Page extract

William Kerridge Haselden was born on 3 December 1872 in Seville, Spain, son of Adolphe Henry Haselden, a civil engineer who was director of the Seville gasworks, and his wife Susan Elizabeth, née Kerridge. His father died of pneumonia in 1878 on a visit to England, and the family stayed there, settling in Hampstead, living off business interests. Haselden was sent to a private school in Carlton Hill, St. John's Wood, London, but the family ran short of money and he left at 16 with no formal art training.

He worked unhappily as an underwriter at Lloyd's of London for thirteen years, before his drawings started to be accepted for publication in 1902, beginning in The Sovereign, where he briefly joined the staff, drawing political cartoons and theatrical sketches. The Sovereign folded in 1903, and he worked freelance for The Tatler and the St. James' Gazette for a while, before finding a full-time post on the staff of Alfred Harmsworth's new paper, the Daily Mirror, where he remained the rest of his working life

He started out drawing political cartoons, but by 1906 had established his own niche, based on gentle social satire, lampooning fashion and middle-class manners. He divided his cartoons up into a number of panels, and for that he is regarded as the father of the British strip cartoon. His Mirror cartoons were collected in 29 volumes of Daily Mirror Reflections from 1906 to 1935. While working at the Mirror, he also contributed theatre caricatures to Punch from 1906 to 1936.

In 1907 he married Eleanor Charlotte Lane-Bayliff (1875–1944). They had two children, Celia Mary and John Kerridge.

During the First World War many of his cartoons featured the adventures of Big and Little Willie, caricatures of Kaiser Wilhelm and his son, Crown Prince Wilhelm. These were collected as The Sad Adventures of Big and Little Willie in 1915. The same year, the British prototype tank was named "Little Willie". Other wartime characters included Joy Flapperton, a fashionable young woman, and Colonel Dugout, a stuffy government administrator.

He spent most of his working life in London, but from the mid-1930s spend more time at the family holiday home in Aldborough, Suffolk. He retired to Aldborough in 1940, and died there on 25 December 1953.

Do this
List every newspaper or magazine that the Haselden biography says he drew for.

Material shown
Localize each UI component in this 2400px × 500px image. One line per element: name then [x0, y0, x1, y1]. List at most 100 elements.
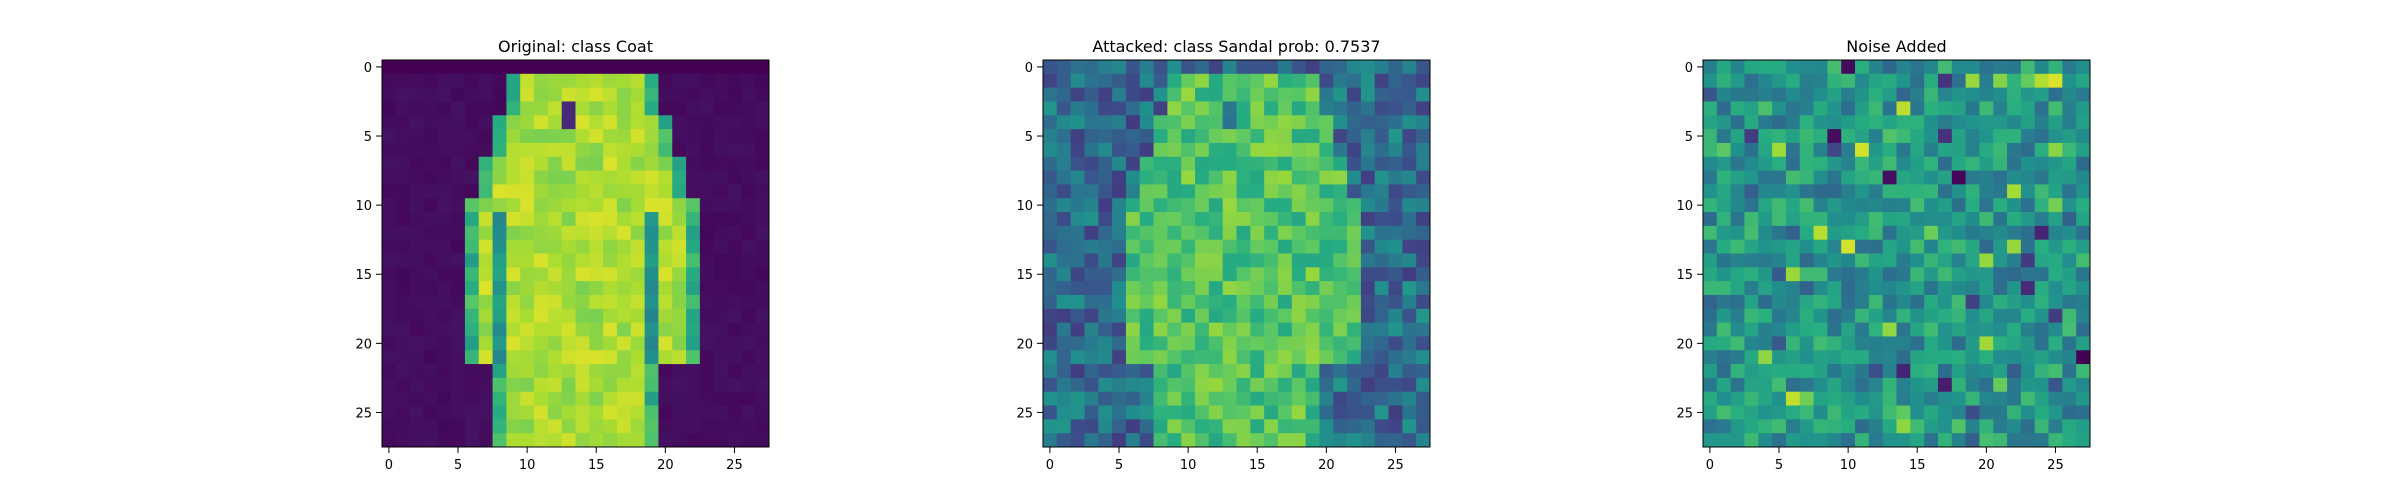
- heatmap-cell: [672, 184, 687, 199]
- heatmap-cell: [1208, 308, 1224, 324]
- heatmap-cell: [382, 350, 397, 365]
- heatmap-cell: [1402, 433, 1417, 448]
- heatmap-cell: [1153, 73, 1168, 89]
- heatmap-cell: [1125, 156, 1141, 171]
- heatmap-cell: [561, 212, 576, 227]
- heatmap-cell: [1744, 419, 1759, 434]
- heatmap-cell: [547, 115, 563, 130]
- heatmap-cell: [506, 419, 521, 434]
- heatmap-cell: [506, 239, 521, 254]
- heatmap-cell: [1827, 170, 1842, 185]
- heatmap-cell: [506, 364, 521, 379]
- heatmap-cell: [1181, 405, 1196, 420]
- heatmap-cell: [1236, 129, 1251, 144]
- heatmap-cell: [2048, 253, 2063, 268]
- heatmap-cell: [1827, 73, 1842, 89]
- heatmap-cell: [423, 239, 438, 254]
- heatmap-cell: [575, 364, 590, 379]
- heatmap-cell: [2007, 115, 2022, 130]
- heatmap-cell: [1347, 142, 1362, 158]
- heatmap-cell: [589, 239, 604, 254]
- heatmap-cell: [1084, 87, 1099, 102]
- heatmap-cell: [492, 350, 507, 365]
- heatmap-cell: [1827, 198, 1842, 213]
- panel-attacked-heatmap: [1043, 60, 1431, 448]
- heatmap-cell: [1416, 142, 1431, 158]
- heatmap-cell: [658, 184, 673, 199]
- heatmap-cell: [1402, 281, 1417, 296]
- heatmap-cell: [644, 294, 659, 310]
- heatmap-cell: [1965, 336, 1980, 351]
- heatmap-cell: [644, 73, 659, 89]
- heatmap-cell: [644, 101, 659, 116]
- heatmap-cell: [395, 281, 411, 296]
- heatmap-cell: [1222, 281, 1237, 296]
- heatmap-cell: [1070, 239, 1085, 254]
- heatmap-cell: [727, 377, 742, 393]
- heatmap-cell: [2062, 170, 2077, 185]
- heatmap-cell: [589, 405, 604, 420]
- heatmap-cell: [1882, 225, 1897, 241]
- heatmap-cell: [2076, 405, 2091, 420]
- heatmap-cell: [506, 101, 521, 116]
- heatmap-cell: [727, 212, 742, 227]
- heatmap-cell: [1979, 73, 1994, 89]
- heatmap-cell: [1841, 198, 1856, 213]
- heatmap-cell: [1882, 350, 1897, 365]
- heatmap-cell: [1112, 142, 1127, 158]
- heatmap-cell: [1993, 115, 2008, 130]
- heatmap-cell: [1703, 198, 1718, 213]
- heatmap-cell: [1979, 198, 1994, 213]
- heatmap-cell: [1402, 308, 1417, 324]
- heatmap-cell: [1167, 142, 1182, 158]
- heatmap-cell: [561, 281, 576, 296]
- heatmap-cell: [1813, 212, 1828, 227]
- heatmap-cell: [395, 198, 411, 213]
- heatmap-cell: [1291, 391, 1307, 406]
- heatmap-cell: [1772, 101, 1787, 116]
- heatmap-cell: [1181, 115, 1196, 130]
- heatmap-cell: [1222, 87, 1237, 102]
- heatmap-cell: [1222, 253, 1237, 268]
- heatmap-cell: [561, 364, 576, 379]
- heatmap-cell: [464, 308, 480, 324]
- heatmap-cell: [699, 267, 715, 282]
- heatmap-cell: [1250, 156, 1265, 171]
- heatmap-cell: [506, 115, 521, 130]
- heatmap-cell: [1993, 253, 2008, 268]
- heatmap-cell: [1195, 212, 1210, 227]
- heatmap-cell: [1910, 336, 1925, 351]
- heatmap-cell: [395, 308, 411, 324]
- heatmap-cell: [2048, 87, 2063, 102]
- heatmap-cell: [464, 281, 480, 296]
- heatmap-cell: [1125, 101, 1141, 116]
- heatmap-cell: [1098, 101, 1113, 116]
- y-tick-label: 0: [1685, 61, 1693, 76]
- heatmap-cell: [1855, 239, 1870, 254]
- heatmap-cell: [395, 225, 411, 241]
- heatmap-cell: [1360, 239, 1376, 254]
- heatmap-cell: [1043, 281, 1058, 296]
- heatmap-cell: [1827, 129, 1842, 144]
- heatmap-cell: [506, 377, 521, 393]
- heatmap-cell: [1250, 212, 1265, 227]
- heatmap-cell: [1264, 87, 1279, 102]
- heatmap-cell: [1264, 129, 1279, 144]
- heatmap-cell: [506, 433, 521, 448]
- heatmap-cell: [589, 322, 604, 337]
- heatmap-cell: [1112, 87, 1127, 102]
- heatmap-cell: [1993, 101, 2008, 116]
- heatmap-cell: [1965, 294, 1980, 310]
- heatmap-cell: [1882, 336, 1897, 351]
- heatmap-cell: [520, 87, 535, 102]
- panel-attacked-frame: [1042, 59, 1431, 448]
- heatmap-cell: [520, 253, 535, 268]
- heatmap-cell: [1868, 225, 1884, 241]
- heatmap-cell: [1181, 322, 1196, 337]
- heatmap-cell: [630, 73, 646, 89]
- heatmap-cell: [755, 129, 770, 144]
- heatmap-cell: [437, 308, 452, 324]
- heatmap-cell: [520, 115, 535, 130]
- heatmap-cell: [1841, 294, 1856, 310]
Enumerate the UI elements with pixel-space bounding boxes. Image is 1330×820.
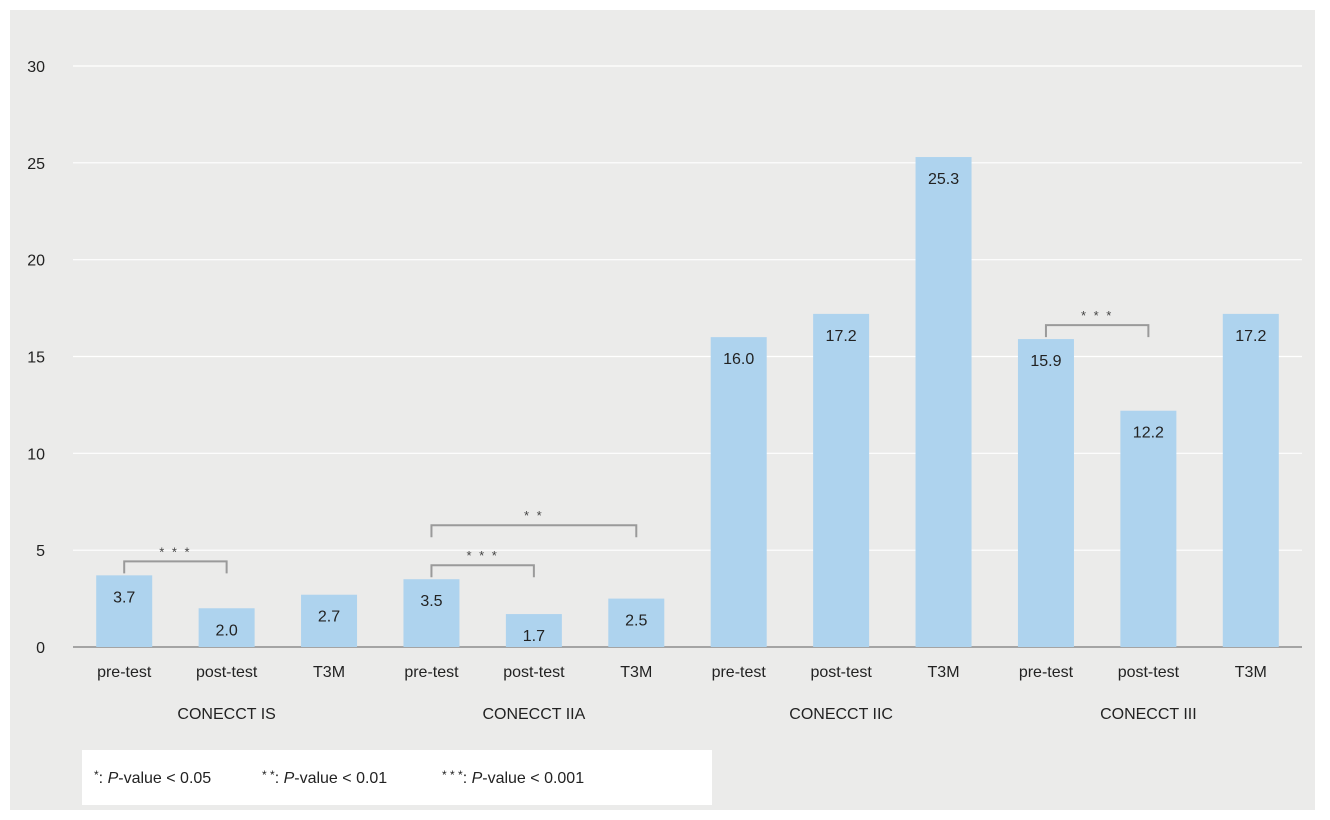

Solved exercise
The Sovereign, The Tatler, the St. James' Gazette, the Daily Mirror, Punch